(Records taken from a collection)
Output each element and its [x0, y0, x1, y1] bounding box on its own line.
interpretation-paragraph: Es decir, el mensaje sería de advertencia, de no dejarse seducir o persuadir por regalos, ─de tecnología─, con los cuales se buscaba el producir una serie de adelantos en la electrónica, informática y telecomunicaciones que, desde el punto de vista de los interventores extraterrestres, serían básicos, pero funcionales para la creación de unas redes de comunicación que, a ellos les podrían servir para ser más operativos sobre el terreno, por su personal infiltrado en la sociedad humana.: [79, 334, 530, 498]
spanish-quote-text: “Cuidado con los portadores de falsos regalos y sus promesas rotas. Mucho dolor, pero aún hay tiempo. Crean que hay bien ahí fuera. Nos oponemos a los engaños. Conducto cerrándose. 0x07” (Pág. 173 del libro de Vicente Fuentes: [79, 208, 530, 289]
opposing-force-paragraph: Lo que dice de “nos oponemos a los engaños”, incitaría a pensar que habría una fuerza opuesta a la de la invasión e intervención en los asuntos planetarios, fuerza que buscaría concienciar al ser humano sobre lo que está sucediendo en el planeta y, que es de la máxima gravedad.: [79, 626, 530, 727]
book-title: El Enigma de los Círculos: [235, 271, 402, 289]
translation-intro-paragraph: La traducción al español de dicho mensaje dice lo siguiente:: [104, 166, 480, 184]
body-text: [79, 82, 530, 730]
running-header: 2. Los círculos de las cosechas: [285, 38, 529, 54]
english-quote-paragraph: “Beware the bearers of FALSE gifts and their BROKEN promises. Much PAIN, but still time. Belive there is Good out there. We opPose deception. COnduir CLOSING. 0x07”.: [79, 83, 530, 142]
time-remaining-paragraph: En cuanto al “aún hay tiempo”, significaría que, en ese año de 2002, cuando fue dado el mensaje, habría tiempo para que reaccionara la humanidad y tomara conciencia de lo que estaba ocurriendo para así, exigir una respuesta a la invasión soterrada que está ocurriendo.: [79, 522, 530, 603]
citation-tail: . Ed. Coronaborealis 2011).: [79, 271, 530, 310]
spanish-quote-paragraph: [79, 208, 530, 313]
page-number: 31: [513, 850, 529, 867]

» REQUIREMENTS
Gather every line of the material above that contains the string "spanish", treating uppercase and lowercase as different.

» OUTPUT FOR THIS EXERCISE
spanish-quote-text: “Cuidado con los portadores de falsos regalos y sus promesas rotas. Mucho dolor, pero aún hay tiempo. Crean que hay bien ahí fuera. Nos oponemos a los engaños. Conducto cerrándose. 0x07” (Pág. 173 del libro de Vicente Fuentes: [79, 208, 530, 289]
spanish-quote-paragraph: [79, 208, 530, 313]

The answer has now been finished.